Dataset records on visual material

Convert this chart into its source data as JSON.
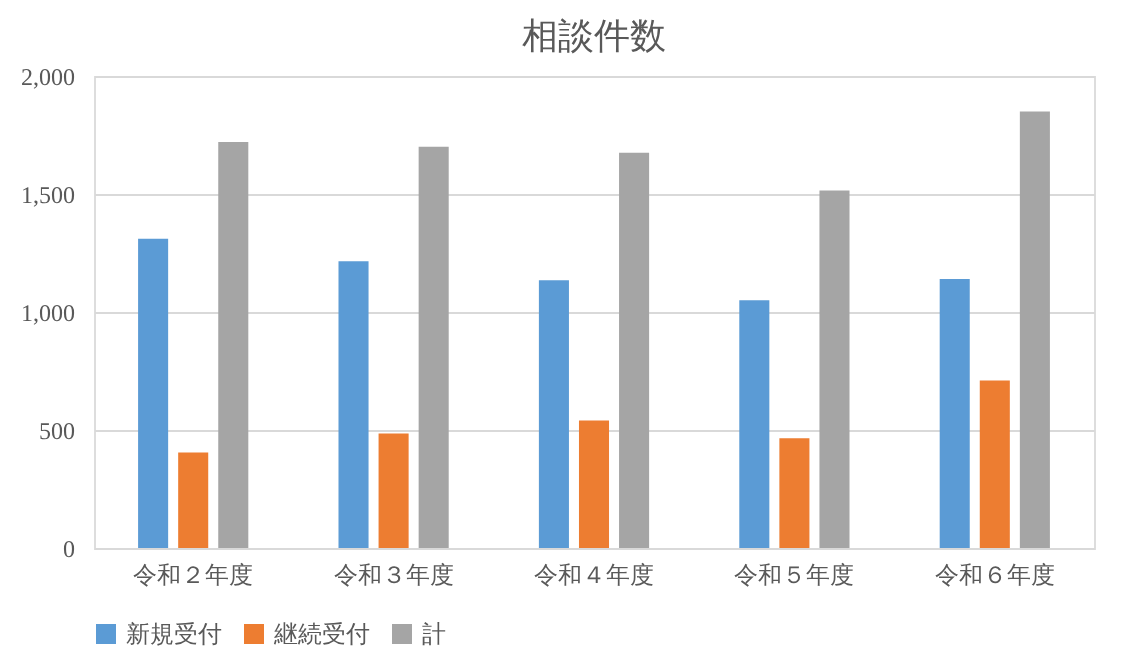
{
  "chart_data": {
    "type": "bar",
    "title": "相談件数",
    "categories": [
      "令和２年度",
      "令和３年度",
      "令和４年度",
      "令和５年度",
      "令和６年度"
    ],
    "series": [
      {
        "name": "新規受付",
        "color": "#5b9bd5",
        "values": [
          1310,
          1215,
          1135,
          1050,
          1140
        ]
      },
      {
        "name": "継続受付",
        "color": "#ed7d31",
        "values": [
          405,
          485,
          540,
          465,
          710
        ]
      },
      {
        "name": "計",
        "color": "#a5a5a5",
        "values": [
          1720,
          1700,
          1675,
          1515,
          1850
        ]
      }
    ],
    "ylim": [
      0,
      2000
    ],
    "yticks": [
      {
        "value": 0,
        "label": "0"
      },
      {
        "value": 500,
        "label": "500"
      },
      {
        "value": 1000,
        "label": "1,000"
      },
      {
        "value": 1500,
        "label": "1,500"
      },
      {
        "value": 2000,
        "label": "2,000"
      }
    ],
    "grid": "y",
    "legend": "bottom"
  }
}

■ **STATED PROBLEM**: Give every line above again exactly, with no pictures.

■ **RESPONSE BELOW**:
Convert this chart into its source data as JSON.
{
  "chart_data": {
    "type": "bar",
    "title": "相談件数",
    "categories": [
      "令和２年度",
      "令和３年度",
      "令和４年度",
      "令和５年度",
      "令和６年度"
    ],
    "series": [
      {
        "name": "新規受付",
        "color": "#5b9bd5",
        "values": [
          1310,
          1215,
          1135,
          1050,
          1140
        ]
      },
      {
        "name": "継続受付",
        "color": "#ed7d31",
        "values": [
          405,
          485,
          540,
          465,
          710
        ]
      },
      {
        "name": "計",
        "color": "#a5a5a5",
        "values": [
          1720,
          1700,
          1675,
          1515,
          1850
        ]
      }
    ],
    "ylim": [
      0,
      2000
    ],
    "yticks": [
      {
        "value": 0,
        "label": "0"
      },
      {
        "value": 500,
        "label": "500"
      },
      {
        "value": 1000,
        "label": "1,000"
      },
      {
        "value": 1500,
        "label": "1,500"
      },
      {
        "value": 2000,
        "label": "2,000"
      }
    ],
    "grid": "y",
    "legend": "bottom"
  }
}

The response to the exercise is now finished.